§ **Dataset entries**:
====

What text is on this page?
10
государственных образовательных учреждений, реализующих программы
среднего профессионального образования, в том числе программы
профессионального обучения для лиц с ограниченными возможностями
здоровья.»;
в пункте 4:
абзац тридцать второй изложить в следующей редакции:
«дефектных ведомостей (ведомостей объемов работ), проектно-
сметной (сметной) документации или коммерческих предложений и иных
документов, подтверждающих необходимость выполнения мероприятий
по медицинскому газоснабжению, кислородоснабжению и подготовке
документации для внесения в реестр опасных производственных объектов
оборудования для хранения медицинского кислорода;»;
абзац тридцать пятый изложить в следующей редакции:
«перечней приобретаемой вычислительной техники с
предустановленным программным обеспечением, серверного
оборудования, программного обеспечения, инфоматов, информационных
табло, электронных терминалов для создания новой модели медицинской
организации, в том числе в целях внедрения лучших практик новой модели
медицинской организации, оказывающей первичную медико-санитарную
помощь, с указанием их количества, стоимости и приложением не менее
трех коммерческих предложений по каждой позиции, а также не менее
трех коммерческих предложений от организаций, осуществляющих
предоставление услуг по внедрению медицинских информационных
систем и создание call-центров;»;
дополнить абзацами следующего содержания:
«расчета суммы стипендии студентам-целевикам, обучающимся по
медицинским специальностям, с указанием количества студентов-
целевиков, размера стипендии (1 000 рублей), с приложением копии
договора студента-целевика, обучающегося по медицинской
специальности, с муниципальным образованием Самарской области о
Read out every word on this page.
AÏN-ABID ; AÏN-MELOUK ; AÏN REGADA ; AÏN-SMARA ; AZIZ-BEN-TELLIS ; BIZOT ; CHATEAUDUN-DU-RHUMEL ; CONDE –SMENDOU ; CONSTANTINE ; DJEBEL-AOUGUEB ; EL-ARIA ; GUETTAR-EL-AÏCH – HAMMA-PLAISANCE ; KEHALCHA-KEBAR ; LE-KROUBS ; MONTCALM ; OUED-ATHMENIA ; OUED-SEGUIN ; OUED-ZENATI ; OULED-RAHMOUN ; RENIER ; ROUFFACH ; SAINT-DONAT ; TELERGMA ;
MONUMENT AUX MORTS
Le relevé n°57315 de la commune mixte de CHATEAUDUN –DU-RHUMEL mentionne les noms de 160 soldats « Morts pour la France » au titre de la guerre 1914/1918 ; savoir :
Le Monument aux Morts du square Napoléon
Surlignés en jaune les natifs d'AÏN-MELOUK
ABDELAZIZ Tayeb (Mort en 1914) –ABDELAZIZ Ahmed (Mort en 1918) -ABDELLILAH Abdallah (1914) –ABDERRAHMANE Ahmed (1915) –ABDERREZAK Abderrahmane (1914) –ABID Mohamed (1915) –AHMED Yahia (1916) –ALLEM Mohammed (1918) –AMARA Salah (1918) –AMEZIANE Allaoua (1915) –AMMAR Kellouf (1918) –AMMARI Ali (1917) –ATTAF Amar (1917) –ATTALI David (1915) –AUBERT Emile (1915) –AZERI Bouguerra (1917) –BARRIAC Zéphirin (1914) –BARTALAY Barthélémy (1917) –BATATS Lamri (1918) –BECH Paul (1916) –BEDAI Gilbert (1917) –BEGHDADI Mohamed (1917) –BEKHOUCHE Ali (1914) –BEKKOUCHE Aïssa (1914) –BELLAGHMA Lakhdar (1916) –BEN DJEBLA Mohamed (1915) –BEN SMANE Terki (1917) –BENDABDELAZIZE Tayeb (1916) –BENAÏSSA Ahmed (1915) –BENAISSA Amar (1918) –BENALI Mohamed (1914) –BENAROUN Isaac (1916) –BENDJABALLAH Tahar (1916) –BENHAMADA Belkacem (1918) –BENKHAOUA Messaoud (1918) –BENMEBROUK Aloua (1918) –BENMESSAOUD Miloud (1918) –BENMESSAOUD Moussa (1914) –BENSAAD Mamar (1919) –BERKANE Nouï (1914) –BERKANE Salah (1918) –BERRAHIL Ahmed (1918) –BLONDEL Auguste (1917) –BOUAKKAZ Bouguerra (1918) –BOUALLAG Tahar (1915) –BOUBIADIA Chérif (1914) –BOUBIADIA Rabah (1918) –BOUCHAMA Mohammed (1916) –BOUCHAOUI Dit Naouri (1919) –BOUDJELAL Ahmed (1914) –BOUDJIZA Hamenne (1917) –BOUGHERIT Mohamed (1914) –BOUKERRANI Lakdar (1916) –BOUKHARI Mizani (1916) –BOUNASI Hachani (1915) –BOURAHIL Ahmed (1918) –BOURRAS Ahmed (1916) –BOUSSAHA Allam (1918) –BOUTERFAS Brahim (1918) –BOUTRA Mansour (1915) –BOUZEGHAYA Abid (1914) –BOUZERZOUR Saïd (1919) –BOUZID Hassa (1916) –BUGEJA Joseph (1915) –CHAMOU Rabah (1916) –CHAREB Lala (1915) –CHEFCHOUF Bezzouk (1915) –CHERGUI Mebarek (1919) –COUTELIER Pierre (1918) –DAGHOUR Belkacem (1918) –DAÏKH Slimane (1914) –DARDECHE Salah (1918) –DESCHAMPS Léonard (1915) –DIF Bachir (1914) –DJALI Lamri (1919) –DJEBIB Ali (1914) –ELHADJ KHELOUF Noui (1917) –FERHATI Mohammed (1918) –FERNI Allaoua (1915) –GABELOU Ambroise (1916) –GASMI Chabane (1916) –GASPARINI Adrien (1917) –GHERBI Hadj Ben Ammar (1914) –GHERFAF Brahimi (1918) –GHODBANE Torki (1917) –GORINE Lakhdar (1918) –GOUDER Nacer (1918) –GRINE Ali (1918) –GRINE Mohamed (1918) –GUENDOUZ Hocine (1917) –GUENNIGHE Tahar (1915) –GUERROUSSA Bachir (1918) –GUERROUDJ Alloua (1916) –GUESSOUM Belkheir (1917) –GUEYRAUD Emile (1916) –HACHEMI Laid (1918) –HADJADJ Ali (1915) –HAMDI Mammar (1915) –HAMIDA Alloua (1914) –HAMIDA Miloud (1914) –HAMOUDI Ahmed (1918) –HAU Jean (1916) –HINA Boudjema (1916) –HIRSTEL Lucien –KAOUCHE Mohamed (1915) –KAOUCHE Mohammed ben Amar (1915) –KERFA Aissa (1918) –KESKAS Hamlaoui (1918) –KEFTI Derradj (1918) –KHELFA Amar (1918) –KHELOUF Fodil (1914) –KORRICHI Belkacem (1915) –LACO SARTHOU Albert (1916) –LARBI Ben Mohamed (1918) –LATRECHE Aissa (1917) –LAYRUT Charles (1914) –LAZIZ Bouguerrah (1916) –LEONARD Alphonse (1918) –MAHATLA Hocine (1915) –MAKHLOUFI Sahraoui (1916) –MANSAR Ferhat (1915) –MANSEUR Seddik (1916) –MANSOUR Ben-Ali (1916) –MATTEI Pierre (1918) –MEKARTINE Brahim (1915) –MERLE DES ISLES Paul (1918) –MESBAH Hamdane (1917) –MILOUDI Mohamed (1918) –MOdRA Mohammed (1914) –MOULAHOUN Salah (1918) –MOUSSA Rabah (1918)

====

§ **Task instructions**: From the preceding material, extract every line exactly.

§ **Solution for this task**:
What text is on this page?
10
государственных образовательных учреждений, реализующих программы
среднего профессионального образования, в том числе программы
профессионального обучения для лиц с ограниченными возможностями
здоровья.»;
в пункте 4:
абзац тридцать второй изложить в следующей редакции:
«дефектных ведомостей (ведомостей объемов работ), проектно-
сметной (сметной) документации или коммерческих предложений и иных
документов, подтверждающих необходимость выполнения мероприятий
по медицинскому газоснабжению, кислородоснабжению и подготовке
документации для внесения в реестр опасных производственных объектов
оборудования для хранения медицинского кислорода;»;
абзац тридцать пятый изложить в следующей редакции:
«перечней приобретаемой вычислительной техники с
предустановленным программным обеспечением, серверного
оборудования, программного обеспечения, инфоматов, информационных
табло, электронных терминалов для создания новой модели медицинской
организации, в том числе в целях внедрения лучших практик новой модели
медицинской организации, оказывающей первичную медико-санитарную
помощь, с указанием их количества, стоимости и приложением не менее
трех коммерческих предложений по каждой позиции, а также не менее
трех коммерческих предложений от организаций, осуществляющих
предоставление услуг по внедрению медицинских информационных
систем и создание call-центров;»;
дополнить абзацами следующего содержания:
«расчета суммы стипендии студентам-целевикам, обучающимся по
медицинским специальностям, с указанием количества студентов-
целевиков, размера стипендии (1 000 рублей), с приложением копии
договора студента-целевика, обучающегося по медицинской
специальности, с муниципальным образованием Самарской области о
Read out every word on this page.
AÏN-ABID ; AÏN-MELOUK ; AÏN REGADA ; AÏN-SMARA ; AZIZ-BEN-TELLIS ; BIZOT ; CHATEAUDUN-DU-RHUMEL ; CONDE –SMENDOU ; CONSTANTINE ; DJEBEL-AOUGUEB ; EL-ARIA ; GUETTAR-EL-AÏCH – HAMMA-PLAISANCE ; KEHALCHA-KEBAR ; LE-KROUBS ; MONTCALM ; OUED-ATHMENIA ; OUED-SEGUIN ; OUED-ZENATI ; OULED-RAHMOUN ; RENIER ; ROUFFACH ; SAINT-DONAT ; TELERGMA ;
MONUMENT AUX MORTS
Le relevé n°57315 de la commune mixte de CHATEAUDUN –DU-RHUMEL mentionne les noms de 160 soldats « Morts pour la France » au titre de la guerre 1914/1918 ; savoir :
Le Monument aux Morts du square Napoléon
Surlignés en jaune les natifs d'AÏN-MELOUK
ABDELAZIZ Tayeb (Mort en 1914) –ABDELAZIZ Ahmed (Mort en 1918) -ABDELLILAH Abdallah (1914) –ABDERRAHMANE Ahmed (1915) –ABDERREZAK Abderrahmane (1914) –ABID Mohamed (1915) –AHMED Yahia (1916) –ALLEM Mohammed (1918) –AMARA Salah (1918) –AMEZIANE Allaoua (1915) –AMMAR Kellouf (1918) –AMMARI Ali (1917) –ATTAF Amar (1917) –ATTALI David (1915) –AUBERT Emile (1915) –AZERI Bouguerra (1917) –BARRIAC Zéphirin (1914) –BARTALAY Barthélémy (1917) –BATATS Lamri (1918) –BECH Paul (1916) –BEDAI Gilbert (1917) –BEGHDADI Mohamed (1917) –BEKHOUCHE Ali (1914) –BEKKOUCHE Aïssa (1914) –BELLAGHMA Lakhdar (1916) –BEN DJEBLA Mohamed (1915) –BEN SMANE Terki (1917) –BENDABDELAZIZE Tayeb (1916) –BENAÏSSA Ahmed (1915) –BENAISSA Amar (1918) –BENALI Mohamed (1914) –BENAROUN Isaac (1916) –BENDJABALLAH Tahar (1916) –BENHAMADA Belkacem (1918) –BENKHAOUA Messaoud (1918) –BENMEBROUK Aloua (1918) –BENMESSAOUD Miloud (1918) –BENMESSAOUD Moussa (1914) –BENSAAD Mamar (1919) –BERKANE Nouï (1914) –BERKANE Salah (1918) –BERRAHIL Ahmed (1918) –BLONDEL Auguste (1917) –BOUAKKAZ Bouguerra (1918) –BOUALLAG Tahar (1915) –BOUBIADIA Chérif (1914) –BOUBIADIA Rabah (1918) –BOUCHAMA Mohammed (1916) –BOUCHAOUI Dit Naouri (1919) –BOUDJELAL Ahmed (1914) –BOUDJIZA Hamenne (1917) –BOUGHERIT Mohamed (1914) –BOUKERRANI Lakdar (1916) –BOUKHARI Mizani (1916) –BOUNASI Hachani (1915) –BOURAHIL Ahmed (1918) –BOURRAS Ahmed (1916) –BOUSSAHA Allam (1918) –BOUTERFAS Brahim (1918) –BOUTRA Mansour (1915) –BOUZEGHAYA Abid (1914) –BOUZERZOUR Saïd (1919) –BOUZID Hassa (1916) –BUGEJA Joseph (1915) –CHAMOU Rabah (1916) –CHAREB Lala (1915) –CHEFCHOUF Bezzouk (1915) –CHERGUI Mebarek (1919) –COUTELIER Pierre (1918) –DAGHOUR Belkacem (1918) –DAÏKH Slimane (1914) –DARDECHE Salah (1918) –DESCHAMPS Léonard (1915) –DIF Bachir (1914) –DJALI Lamri (1919) –DJEBIB Ali (1914) –ELHADJ KHELOUF Noui (1917) –FERHATI Mohammed (1918) –FERNI Allaoua (1915) –GABELOU Ambroise (1916) –GASMI Chabane (1916) –GASPARINI Adrien (1917) –GHERBI Hadj Ben Ammar (1914) –GHERFAF Brahimi (1918) –GHODBANE Torki (1917) –GORINE Lakhdar (1918) –GOUDER Nacer (1918) –GRINE Ali (1918) –GRINE Mohamed (1918) –GUENDOUZ Hocine (1917) –GUENNIGHE Tahar (1915) –GUERROUSSA Bachir (1918) –GUERROUDJ Alloua (1916) –GUESSOUM Belkheir (1917) –GUEYRAUD Emile (1916) –HACHEMI Laid (1918) –HADJADJ Ali (1915) –HAMDI Mammar (1915) –HAMIDA Alloua (1914) –HAMIDA Miloud (1914) –HAMOUDI Ahmed (1918) –HAU Jean (1916) –HINA Boudjema (1916) –HIRSTEL Lucien –KAOUCHE Mohamed (1915) –KAOUCHE Mohammed ben Amar (1915) –KERFA Aissa (1918) –KESKAS Hamlaoui (1918) –KEFTI Derradj (1918) –KHELFA Amar (1918) –KHELOUF Fodil (1914) –KORRICHI Belkacem (1915) –LACO SARTHOU Albert (1916) –LARBI Ben Mohamed (1918) –LATRECHE Aissa (1917) –LAYRUT Charles (1914) –LAZIZ Bouguerrah (1916) –LEONARD Alphonse (1918) –MAHATLA Hocine (1915) –MAKHLOUFI Sahraoui (1916) –MANSAR Ferhat (1915) –MANSEUR Seddik (1916) –MANSOUR Ben-Ali (1916) –MATTEI Pierre (1918) –MEKARTINE Brahim (1915) –MERLE DES ISLES Paul (1918) –MESBAH Hamdane (1917) –MILOUDI Mohamed (1918) –MOdRA Mohammed (1914) –MOULAHOUN Salah (1918) –MOUSSA Rabah (1918)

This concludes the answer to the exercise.